The records that follow need to be output exactly as they are.

• **Dataset records**:
• • • • • • •

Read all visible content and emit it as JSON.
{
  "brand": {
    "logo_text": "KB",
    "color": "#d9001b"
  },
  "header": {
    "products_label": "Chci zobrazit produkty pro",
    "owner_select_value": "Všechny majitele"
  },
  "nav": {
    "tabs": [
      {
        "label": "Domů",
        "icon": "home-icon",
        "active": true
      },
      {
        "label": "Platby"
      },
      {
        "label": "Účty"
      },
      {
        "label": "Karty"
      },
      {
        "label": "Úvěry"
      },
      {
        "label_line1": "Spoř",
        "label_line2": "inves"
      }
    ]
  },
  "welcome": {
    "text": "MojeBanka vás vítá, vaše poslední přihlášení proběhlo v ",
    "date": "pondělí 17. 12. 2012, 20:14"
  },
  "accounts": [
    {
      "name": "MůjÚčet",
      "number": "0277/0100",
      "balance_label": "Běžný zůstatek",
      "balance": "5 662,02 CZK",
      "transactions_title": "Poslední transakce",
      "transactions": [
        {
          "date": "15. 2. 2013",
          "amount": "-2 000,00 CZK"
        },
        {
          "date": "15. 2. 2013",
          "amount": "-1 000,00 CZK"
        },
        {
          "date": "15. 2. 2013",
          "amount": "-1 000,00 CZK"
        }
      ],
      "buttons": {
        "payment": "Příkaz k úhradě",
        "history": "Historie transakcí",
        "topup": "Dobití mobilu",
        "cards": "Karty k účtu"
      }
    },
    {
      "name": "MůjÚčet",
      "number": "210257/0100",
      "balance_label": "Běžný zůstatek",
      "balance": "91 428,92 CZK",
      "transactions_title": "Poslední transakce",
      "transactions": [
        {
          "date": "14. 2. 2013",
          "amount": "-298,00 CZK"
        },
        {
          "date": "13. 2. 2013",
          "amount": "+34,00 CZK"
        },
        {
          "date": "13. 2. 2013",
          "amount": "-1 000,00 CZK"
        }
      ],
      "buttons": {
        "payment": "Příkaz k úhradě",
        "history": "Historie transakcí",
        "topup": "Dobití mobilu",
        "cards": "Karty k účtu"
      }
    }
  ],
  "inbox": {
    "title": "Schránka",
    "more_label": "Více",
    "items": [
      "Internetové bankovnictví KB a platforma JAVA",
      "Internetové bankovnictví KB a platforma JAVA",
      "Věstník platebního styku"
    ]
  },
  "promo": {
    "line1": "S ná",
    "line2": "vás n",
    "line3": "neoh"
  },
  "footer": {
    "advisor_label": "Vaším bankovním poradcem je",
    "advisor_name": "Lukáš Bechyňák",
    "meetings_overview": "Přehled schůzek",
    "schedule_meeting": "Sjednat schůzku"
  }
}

• • • • • • •

• **Answer below**:
Read all visible content and emit it as JSON.
{
  "brand": {
    "logo_text": "KB",
    "color": "#d9001b"
  },
  "header": {
    "products_label": "Chci zobrazit produkty pro",
    "owner_select_value": "Všechny majitele"
  },
  "nav": {
    "tabs": [
      {
        "label": "Domů",
        "icon": "home-icon",
        "active": true
      },
      {
        "label": "Platby"
      },
      {
        "label": "Účty"
      },
      {
        "label": "Karty"
      },
      {
        "label": "Úvěry"
      },
      {
        "label_line1": "Spoř",
        "label_line2": "inves"
      }
    ]
  },
  "welcome": {
    "text": "MojeBanka vás vítá, vaše poslední přihlášení proběhlo v ",
    "date": "pondělí 17. 12. 2012, 20:14"
  },
  "accounts": [
    {
      "name": "MůjÚčet",
      "number": "0277/0100",
      "balance_label": "Běžný zůstatek",
      "balance": "5 662,02 CZK",
      "transactions_title": "Poslední transakce",
      "transactions": [
        {
          "date": "15. 2. 2013",
          "amount": "-2 000,00 CZK"
        },
        {
          "date": "15. 2. 2013",
          "amount": "-1 000,00 CZK"
        },
        {
          "date": "15. 2. 2013",
          "amount": "-1 000,00 CZK"
        }
      ],
      "buttons": {
        "payment": "Příkaz k úhradě",
        "history": "Historie transakcí",
        "topup": "Dobití mobilu",
        "cards": "Karty k účtu"
      }
    },
    {
      "name": "MůjÚčet",
      "number": "210257/0100",
      "balance_label": "Běžný zůstatek",
      "balance": "91 428,92 CZK",
      "transactions_title": "Poslední transakce",
      "transactions": [
        {
          "date": "14. 2. 2013",
          "amount": "-298,00 CZK"
        },
        {
          "date": "13. 2. 2013",
          "amount": "+34,00 CZK"
        },
        {
          "date": "13. 2. 2013",
          "amount": "-1 000,00 CZK"
        }
      ],
      "buttons": {
        "payment": "Příkaz k úhradě",
        "history": "Historie transakcí",
        "topup": "Dobití mobilu",
        "cards": "Karty k účtu"
      }
    }
  ],
  "inbox": {
    "title": "Schránka",
    "more_label": "Více",
    "items": [
      "Internetové bankovnictví KB a platforma JAVA",
      "Internetové bankovnictví KB a platforma JAVA",
      "Věstník platebního styku"
    ]
  },
  "promo": {
    "line1": "S ná",
    "line2": "vás n",
    "line3": "neoh"
  },
  "footer": {
    "advisor_label": "Vaším bankovním poradcem je",
    "advisor_name": "Lukáš Bechyňák",
    "meetings_overview": "Přehled schůzek",
    "schedule_meeting": "Sjednat schůzku"
  }
}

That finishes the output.